» **Exercise brief**
The records should be written out in full, with nothing altered.

» **Exercise input**
-------
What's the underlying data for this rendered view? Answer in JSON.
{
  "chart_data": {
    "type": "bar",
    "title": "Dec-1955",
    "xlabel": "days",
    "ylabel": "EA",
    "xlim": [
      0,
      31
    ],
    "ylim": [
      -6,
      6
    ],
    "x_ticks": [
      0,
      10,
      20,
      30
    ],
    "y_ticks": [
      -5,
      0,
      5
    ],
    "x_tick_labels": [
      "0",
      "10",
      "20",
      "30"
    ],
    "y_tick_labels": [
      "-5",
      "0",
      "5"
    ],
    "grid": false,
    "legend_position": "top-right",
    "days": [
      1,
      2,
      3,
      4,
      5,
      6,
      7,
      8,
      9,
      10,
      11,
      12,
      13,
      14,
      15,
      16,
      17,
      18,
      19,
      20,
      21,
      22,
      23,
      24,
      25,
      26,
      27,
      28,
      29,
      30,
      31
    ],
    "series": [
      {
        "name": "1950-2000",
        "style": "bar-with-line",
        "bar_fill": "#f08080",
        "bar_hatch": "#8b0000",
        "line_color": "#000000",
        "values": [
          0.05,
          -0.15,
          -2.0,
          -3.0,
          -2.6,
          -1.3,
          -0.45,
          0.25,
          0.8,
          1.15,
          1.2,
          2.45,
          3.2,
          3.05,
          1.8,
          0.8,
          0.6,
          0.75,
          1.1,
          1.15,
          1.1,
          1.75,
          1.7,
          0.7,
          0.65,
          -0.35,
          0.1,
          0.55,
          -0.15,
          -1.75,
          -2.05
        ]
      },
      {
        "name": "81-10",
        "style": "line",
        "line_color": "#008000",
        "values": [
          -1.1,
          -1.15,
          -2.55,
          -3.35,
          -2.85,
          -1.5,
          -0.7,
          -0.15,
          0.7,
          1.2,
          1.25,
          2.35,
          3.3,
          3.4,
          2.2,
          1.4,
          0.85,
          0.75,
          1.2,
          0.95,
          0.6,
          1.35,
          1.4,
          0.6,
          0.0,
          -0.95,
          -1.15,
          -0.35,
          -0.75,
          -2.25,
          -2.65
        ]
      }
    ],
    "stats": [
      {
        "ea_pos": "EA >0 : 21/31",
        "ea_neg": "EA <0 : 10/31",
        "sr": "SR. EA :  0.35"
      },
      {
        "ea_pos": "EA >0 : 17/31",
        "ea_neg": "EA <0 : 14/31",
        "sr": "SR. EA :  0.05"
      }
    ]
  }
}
-------
» **Written response**
What's the underlying data for this rendered view? Answer in JSON.
{
  "chart_data": {
    "type": "bar",
    "title": "Dec-1955",
    "xlabel": "days",
    "ylabel": "EA",
    "xlim": [
      0,
      31
    ],
    "ylim": [
      -6,
      6
    ],
    "x_ticks": [
      0,
      10,
      20,
      30
    ],
    "y_ticks": [
      -5,
      0,
      5
    ],
    "x_tick_labels": [
      "0",
      "10",
      "20",
      "30"
    ],
    "y_tick_labels": [
      "-5",
      "0",
      "5"
    ],
    "grid": false,
    "legend_position": "top-right",
    "days": [
      1,
      2,
      3,
      4,
      5,
      6,
      7,
      8,
      9,
      10,
      11,
      12,
      13,
      14,
      15,
      16,
      17,
      18,
      19,
      20,
      21,
      22,
      23,
      24,
      25,
      26,
      27,
      28,
      29,
      30,
      31
    ],
    "series": [
      {
        "name": "1950-2000",
        "style": "bar-with-line",
        "bar_fill": "#f08080",
        "bar_hatch": "#8b0000",
        "line_color": "#000000",
        "values": [
          0.05,
          -0.15,
          -2.0,
          -3.0,
          -2.6,
          -1.3,
          -0.45,
          0.25,
          0.8,
          1.15,
          1.2,
          2.45,
          3.2,
          3.05,
          1.8,
          0.8,
          0.6,
          0.75,
          1.1,
          1.15,
          1.1,
          1.75,
          1.7,
          0.7,
          0.65,
          -0.35,
          0.1,
          0.55,
          -0.15,
          -1.75,
          -2.05
        ]
      },
      {
        "name": "81-10",
        "style": "line",
        "line_color": "#008000",
        "values": [
          -1.1,
          -1.15,
          -2.55,
          -3.35,
          -2.85,
          -1.5,
          -0.7,
          -0.15,
          0.7,
          1.2,
          1.25,
          2.35,
          3.3,
          3.4,
          2.2,
          1.4,
          0.85,
          0.75,
          1.2,
          0.95,
          0.6,
          1.35,
          1.4,
          0.6,
          0.0,
          -0.95,
          -1.15,
          -0.35,
          -0.75,
          -2.25,
          -2.65
        ]
      }
    ],
    "stats": [
      {
        "ea_pos": "EA >0 : 21/31",
        "ea_neg": "EA <0 : 10/31",
        "sr": "SR. EA :  0.35"
      },
      {
        "ea_pos": "EA >0 : 17/31",
        "ea_neg": "EA <0 : 14/31",
        "sr": "SR. EA :  0.05"
      }
    ]
  }
}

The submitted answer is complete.